(Collected data entries)
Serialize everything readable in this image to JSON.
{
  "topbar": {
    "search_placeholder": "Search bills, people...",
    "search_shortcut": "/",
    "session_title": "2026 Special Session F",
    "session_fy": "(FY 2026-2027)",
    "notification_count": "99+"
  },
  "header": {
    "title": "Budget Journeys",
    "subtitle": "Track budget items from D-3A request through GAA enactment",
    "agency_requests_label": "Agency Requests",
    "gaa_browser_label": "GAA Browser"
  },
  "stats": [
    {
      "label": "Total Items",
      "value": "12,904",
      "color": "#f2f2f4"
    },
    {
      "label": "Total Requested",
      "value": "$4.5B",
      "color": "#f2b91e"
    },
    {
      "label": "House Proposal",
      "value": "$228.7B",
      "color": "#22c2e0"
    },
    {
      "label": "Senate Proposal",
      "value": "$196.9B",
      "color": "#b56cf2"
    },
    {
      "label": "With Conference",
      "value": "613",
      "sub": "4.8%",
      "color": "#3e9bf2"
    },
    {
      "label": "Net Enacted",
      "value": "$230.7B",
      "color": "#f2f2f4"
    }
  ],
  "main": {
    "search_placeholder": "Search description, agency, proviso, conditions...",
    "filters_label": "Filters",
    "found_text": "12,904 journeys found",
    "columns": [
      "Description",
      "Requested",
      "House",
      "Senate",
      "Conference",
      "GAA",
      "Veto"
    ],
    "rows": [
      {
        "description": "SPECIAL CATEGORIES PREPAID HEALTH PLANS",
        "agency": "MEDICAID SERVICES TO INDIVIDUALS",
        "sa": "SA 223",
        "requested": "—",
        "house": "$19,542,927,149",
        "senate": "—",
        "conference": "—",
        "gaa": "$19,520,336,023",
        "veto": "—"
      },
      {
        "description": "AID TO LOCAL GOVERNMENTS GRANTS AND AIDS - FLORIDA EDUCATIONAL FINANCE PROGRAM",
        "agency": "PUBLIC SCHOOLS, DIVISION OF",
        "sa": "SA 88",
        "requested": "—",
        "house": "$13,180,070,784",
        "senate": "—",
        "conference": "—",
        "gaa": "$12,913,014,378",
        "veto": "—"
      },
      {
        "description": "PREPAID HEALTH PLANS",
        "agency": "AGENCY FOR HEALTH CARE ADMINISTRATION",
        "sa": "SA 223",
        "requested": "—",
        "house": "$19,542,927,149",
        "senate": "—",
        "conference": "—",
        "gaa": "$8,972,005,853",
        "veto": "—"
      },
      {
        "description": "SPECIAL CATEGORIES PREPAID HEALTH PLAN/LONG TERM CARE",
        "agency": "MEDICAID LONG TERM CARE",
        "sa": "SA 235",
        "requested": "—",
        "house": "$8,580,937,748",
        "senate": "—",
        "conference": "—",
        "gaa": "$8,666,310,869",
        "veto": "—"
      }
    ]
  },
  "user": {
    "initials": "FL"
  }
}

§ TASK TO COMPLETE: Quote each line of the data above exactly as written.

§ WRITTEN RESPONSE:
Serialize everything readable in this image to JSON.
{
  "topbar": {
    "search_placeholder": "Search bills, people...",
    "search_shortcut": "/",
    "session_title": "2026 Special Session F",
    "session_fy": "(FY 2026-2027)",
    "notification_count": "99+"
  },
  "header": {
    "title": "Budget Journeys",
    "subtitle": "Track budget items from D-3A request through GAA enactment",
    "agency_requests_label": "Agency Requests",
    "gaa_browser_label": "GAA Browser"
  },
  "stats": [
    {
      "label": "Total Items",
      "value": "12,904",
      "color": "#f2f2f4"
    },
    {
      "label": "Total Requested",
      "value": "$4.5B",
      "color": "#f2b91e"
    },
    {
      "label": "House Proposal",
      "value": "$228.7B",
      "color": "#22c2e0"
    },
    {
      "label": "Senate Proposal",
      "value": "$196.9B",
      "color": "#b56cf2"
    },
    {
      "label": "With Conference",
      "value": "613",
      "sub": "4.8%",
      "color": "#3e9bf2"
    },
    {
      "label": "Net Enacted",
      "value": "$230.7B",
      "color": "#f2f2f4"
    }
  ],
  "main": {
    "search_placeholder": "Search description, agency, proviso, conditions...",
    "filters_label": "Filters",
    "found_text": "12,904 journeys found",
    "columns": [
      "Description",
      "Requested",
      "House",
      "Senate",
      "Conference",
      "GAA",
      "Veto"
    ],
    "rows": [
      {
        "description": "SPECIAL CATEGORIES PREPAID HEALTH PLANS",
        "agency": "MEDICAID SERVICES TO INDIVIDUALS",
        "sa": "SA 223",
        "requested": "—",
        "house": "$19,542,927,149",
        "senate": "—",
        "conference": "—",
        "gaa": "$19,520,336,023",
        "veto": "—"
      },
      {
        "description": "AID TO LOCAL GOVERNMENTS GRANTS AND AIDS - FLORIDA EDUCATIONAL FINANCE PROGRAM",
        "agency": "PUBLIC SCHOOLS, DIVISION OF",
        "sa": "SA 88",
        "requested": "—",
        "house": "$13,180,070,784",
        "senate": "—",
        "conference": "—",
        "gaa": "$12,913,014,378",
        "veto": "—"
      },
      {
        "description": "PREPAID HEALTH PLANS",
        "agency": "AGENCY FOR HEALTH CARE ADMINISTRATION",
        "sa": "SA 223",
        "requested": "—",
        "house": "$19,542,927,149",
        "senate": "—",
        "conference": "—",
        "gaa": "$8,972,005,853",
        "veto": "—"
      },
      {
        "description": "SPECIAL CATEGORIES PREPAID HEALTH PLAN/LONG TERM CARE",
        "agency": "MEDICAID LONG TERM CARE",
        "sa": "SA 235",
        "requested": "—",
        "house": "$8,580,937,748",
        "senate": "—",
        "conference": "—",
        "gaa": "$8,666,310,869",
        "veto": "—"
      }
    ]
  },
  "user": {
    "initials": "FL"
  }
}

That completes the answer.